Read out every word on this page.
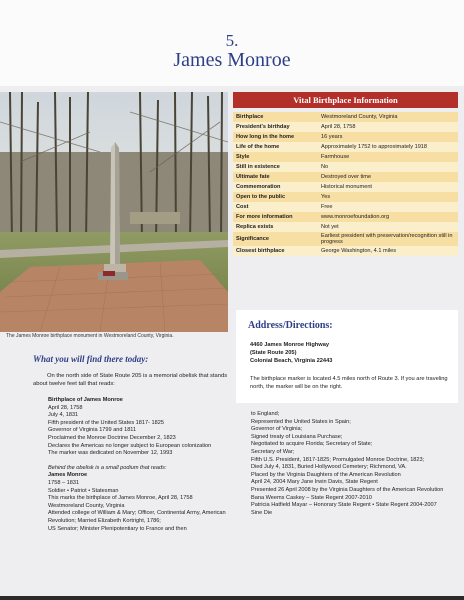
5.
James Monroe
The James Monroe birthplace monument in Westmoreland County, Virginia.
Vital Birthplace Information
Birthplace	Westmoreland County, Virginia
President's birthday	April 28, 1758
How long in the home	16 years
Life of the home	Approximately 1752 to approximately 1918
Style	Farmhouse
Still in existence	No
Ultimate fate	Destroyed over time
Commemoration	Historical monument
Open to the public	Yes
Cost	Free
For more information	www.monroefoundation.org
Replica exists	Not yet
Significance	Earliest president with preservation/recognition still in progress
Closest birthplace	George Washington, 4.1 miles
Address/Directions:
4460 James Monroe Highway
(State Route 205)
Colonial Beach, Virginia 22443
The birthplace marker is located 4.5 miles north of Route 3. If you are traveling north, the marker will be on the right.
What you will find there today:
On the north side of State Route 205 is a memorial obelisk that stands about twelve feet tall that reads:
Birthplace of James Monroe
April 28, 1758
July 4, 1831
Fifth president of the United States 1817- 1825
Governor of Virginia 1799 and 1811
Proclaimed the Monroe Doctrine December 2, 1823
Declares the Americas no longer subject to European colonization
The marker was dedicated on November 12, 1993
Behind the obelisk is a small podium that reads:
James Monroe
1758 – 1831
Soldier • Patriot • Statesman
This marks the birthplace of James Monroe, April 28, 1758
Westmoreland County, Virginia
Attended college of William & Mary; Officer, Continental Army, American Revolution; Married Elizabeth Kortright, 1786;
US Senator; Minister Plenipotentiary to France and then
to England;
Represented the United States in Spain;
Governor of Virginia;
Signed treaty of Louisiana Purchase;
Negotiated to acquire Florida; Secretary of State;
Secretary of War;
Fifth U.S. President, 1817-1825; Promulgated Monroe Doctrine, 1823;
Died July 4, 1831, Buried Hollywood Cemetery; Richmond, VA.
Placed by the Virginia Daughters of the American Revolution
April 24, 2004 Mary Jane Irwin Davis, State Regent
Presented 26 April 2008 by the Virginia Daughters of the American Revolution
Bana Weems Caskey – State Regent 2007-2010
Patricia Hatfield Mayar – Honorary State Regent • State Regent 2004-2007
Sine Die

- - -

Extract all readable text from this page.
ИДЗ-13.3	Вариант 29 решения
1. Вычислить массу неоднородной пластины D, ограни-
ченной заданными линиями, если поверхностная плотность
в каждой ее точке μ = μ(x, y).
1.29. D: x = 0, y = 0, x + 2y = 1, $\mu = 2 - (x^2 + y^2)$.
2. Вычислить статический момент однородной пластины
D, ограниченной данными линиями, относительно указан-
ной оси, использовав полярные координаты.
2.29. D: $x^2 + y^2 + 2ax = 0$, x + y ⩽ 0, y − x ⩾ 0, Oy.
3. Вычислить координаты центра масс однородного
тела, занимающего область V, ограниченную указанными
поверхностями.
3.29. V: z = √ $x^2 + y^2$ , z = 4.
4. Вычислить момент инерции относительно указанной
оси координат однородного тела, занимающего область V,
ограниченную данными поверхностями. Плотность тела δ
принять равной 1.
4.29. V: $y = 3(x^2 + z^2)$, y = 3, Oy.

- - -

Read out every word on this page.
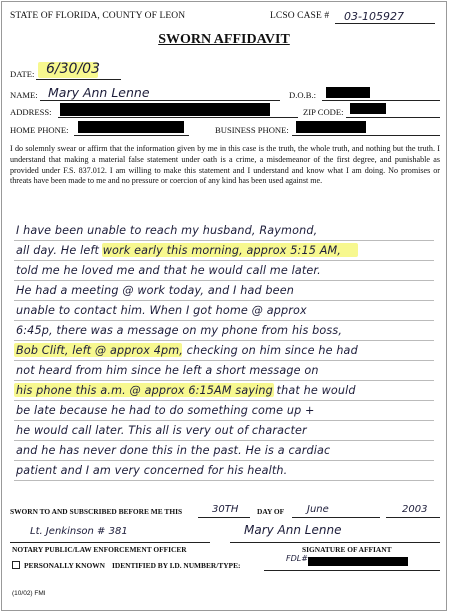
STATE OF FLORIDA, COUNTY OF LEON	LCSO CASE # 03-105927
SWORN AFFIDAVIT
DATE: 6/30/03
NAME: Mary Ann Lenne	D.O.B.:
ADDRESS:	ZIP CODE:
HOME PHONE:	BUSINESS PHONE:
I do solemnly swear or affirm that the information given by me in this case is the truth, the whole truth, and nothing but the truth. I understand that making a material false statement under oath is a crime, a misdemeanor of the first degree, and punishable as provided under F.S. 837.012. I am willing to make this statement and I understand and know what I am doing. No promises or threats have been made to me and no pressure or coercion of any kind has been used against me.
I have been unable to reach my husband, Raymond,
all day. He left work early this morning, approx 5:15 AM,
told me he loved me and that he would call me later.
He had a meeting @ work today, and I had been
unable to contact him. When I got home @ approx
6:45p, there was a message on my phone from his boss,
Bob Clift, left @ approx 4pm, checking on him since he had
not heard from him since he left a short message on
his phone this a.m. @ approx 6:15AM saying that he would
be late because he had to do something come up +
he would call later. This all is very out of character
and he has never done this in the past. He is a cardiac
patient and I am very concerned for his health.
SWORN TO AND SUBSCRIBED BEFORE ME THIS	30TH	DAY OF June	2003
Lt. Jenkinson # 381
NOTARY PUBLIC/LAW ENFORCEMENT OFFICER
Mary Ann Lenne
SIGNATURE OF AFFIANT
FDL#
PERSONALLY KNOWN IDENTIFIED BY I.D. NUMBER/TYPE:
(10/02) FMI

- - -

Pick out each line containing the string "ограниченную" and copy it.

тела, занимающего область V, ограниченную указанными
ограниченную данными поверхностями. Плотность тела δ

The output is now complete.